Required task ::
Restate the whole listing exactly.

Data to use ::
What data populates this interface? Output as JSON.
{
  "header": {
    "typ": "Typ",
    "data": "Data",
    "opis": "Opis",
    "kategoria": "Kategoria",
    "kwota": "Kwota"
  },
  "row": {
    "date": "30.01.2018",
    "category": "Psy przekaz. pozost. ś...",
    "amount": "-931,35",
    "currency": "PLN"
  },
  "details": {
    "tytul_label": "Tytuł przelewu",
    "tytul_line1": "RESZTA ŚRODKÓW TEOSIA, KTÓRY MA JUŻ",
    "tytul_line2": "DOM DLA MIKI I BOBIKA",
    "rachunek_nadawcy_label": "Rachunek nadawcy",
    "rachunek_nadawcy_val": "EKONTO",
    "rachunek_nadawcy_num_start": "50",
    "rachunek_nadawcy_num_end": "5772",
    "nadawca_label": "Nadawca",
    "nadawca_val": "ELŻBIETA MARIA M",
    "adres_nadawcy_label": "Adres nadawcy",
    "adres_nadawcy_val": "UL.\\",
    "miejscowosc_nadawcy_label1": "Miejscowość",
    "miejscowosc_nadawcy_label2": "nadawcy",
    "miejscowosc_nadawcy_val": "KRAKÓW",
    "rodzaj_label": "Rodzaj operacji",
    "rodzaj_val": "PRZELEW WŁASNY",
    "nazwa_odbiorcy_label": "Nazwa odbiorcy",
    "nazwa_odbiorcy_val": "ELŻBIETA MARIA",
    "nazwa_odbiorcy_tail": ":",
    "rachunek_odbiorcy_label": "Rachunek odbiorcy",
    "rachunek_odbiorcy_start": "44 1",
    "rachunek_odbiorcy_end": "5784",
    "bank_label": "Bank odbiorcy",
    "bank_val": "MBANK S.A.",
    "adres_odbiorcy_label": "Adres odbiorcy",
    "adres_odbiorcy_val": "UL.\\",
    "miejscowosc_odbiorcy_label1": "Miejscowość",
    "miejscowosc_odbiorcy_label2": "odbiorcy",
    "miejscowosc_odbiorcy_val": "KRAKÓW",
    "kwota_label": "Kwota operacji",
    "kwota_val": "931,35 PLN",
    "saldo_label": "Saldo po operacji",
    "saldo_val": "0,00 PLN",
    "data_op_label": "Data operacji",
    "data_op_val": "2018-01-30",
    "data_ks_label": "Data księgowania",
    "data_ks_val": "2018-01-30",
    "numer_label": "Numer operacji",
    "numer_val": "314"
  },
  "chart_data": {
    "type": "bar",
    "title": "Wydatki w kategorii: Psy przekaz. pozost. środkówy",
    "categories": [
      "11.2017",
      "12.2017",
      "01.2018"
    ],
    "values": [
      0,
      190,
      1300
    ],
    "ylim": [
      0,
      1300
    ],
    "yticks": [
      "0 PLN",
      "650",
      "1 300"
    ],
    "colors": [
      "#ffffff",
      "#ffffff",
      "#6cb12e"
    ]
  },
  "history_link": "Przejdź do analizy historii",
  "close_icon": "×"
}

Answer to the exercise ::
What data populates this interface? Output as JSON.
{
  "header": {
    "typ": "Typ",
    "data": "Data",
    "opis": "Opis",
    "kategoria": "Kategoria",
    "kwota": "Kwota"
  },
  "row": {
    "date": "30.01.2018",
    "category": "Psy przekaz. pozost. ś...",
    "amount": "-931,35",
    "currency": "PLN"
  },
  "details": {
    "tytul_label": "Tytuł przelewu",
    "tytul_line1": "RESZTA ŚRODKÓW TEOSIA, KTÓRY MA JUŻ",
    "tytul_line2": "DOM DLA MIKI I BOBIKA",
    "rachunek_nadawcy_label": "Rachunek nadawcy",
    "rachunek_nadawcy_val": "EKONTO",
    "rachunek_nadawcy_num_start": "50",
    "rachunek_nadawcy_num_end": "5772",
    "nadawca_label": "Nadawca",
    "nadawca_val": "ELŻBIETA MARIA M",
    "adres_nadawcy_label": "Adres nadawcy",
    "adres_nadawcy_val": "UL.\\",
    "miejscowosc_nadawcy_label1": "Miejscowość",
    "miejscowosc_nadawcy_label2": "nadawcy",
    "miejscowosc_nadawcy_val": "KRAKÓW",
    "rodzaj_label": "Rodzaj operacji",
    "rodzaj_val": "PRZELEW WŁASNY",
    "nazwa_odbiorcy_label": "Nazwa odbiorcy",
    "nazwa_odbiorcy_val": "ELŻBIETA MARIA",
    "nazwa_odbiorcy_tail": ":",
    "rachunek_odbiorcy_label": "Rachunek odbiorcy",
    "rachunek_odbiorcy_start": "44 1",
    "rachunek_odbiorcy_end": "5784",
    "bank_label": "Bank odbiorcy",
    "bank_val": "MBANK S.A.",
    "adres_odbiorcy_label": "Adres odbiorcy",
    "adres_odbiorcy_val": "UL.\\",
    "miejscowosc_odbiorcy_label1": "Miejscowość",
    "miejscowosc_odbiorcy_label2": "odbiorcy",
    "miejscowosc_odbiorcy_val": "KRAKÓW",
    "kwota_label": "Kwota operacji",
    "kwota_val": "931,35 PLN",
    "saldo_label": "Saldo po operacji",
    "saldo_val": "0,00 PLN",
    "data_op_label": "Data operacji",
    "data_op_val": "2018-01-30",
    "data_ks_label": "Data księgowania",
    "data_ks_val": "2018-01-30",
    "numer_label": "Numer operacji",
    "numer_val": "314"
  },
  "chart_data": {
    "type": "bar",
    "title": "Wydatki w kategorii: Psy przekaz. pozost. środkówy",
    "categories": [
      "11.2017",
      "12.2017",
      "01.2018"
    ],
    "values": [
      0,
      190,
      1300
    ],
    "ylim": [
      0,
      1300
    ],
    "yticks": [
      "0 PLN",
      "650",
      "1 300"
    ],
    "colors": [
      "#ffffff",
      "#ffffff",
      "#6cb12e"
    ]
  },
  "history_link": "Przejdź do analizy historii",
  "close_icon": "×"
}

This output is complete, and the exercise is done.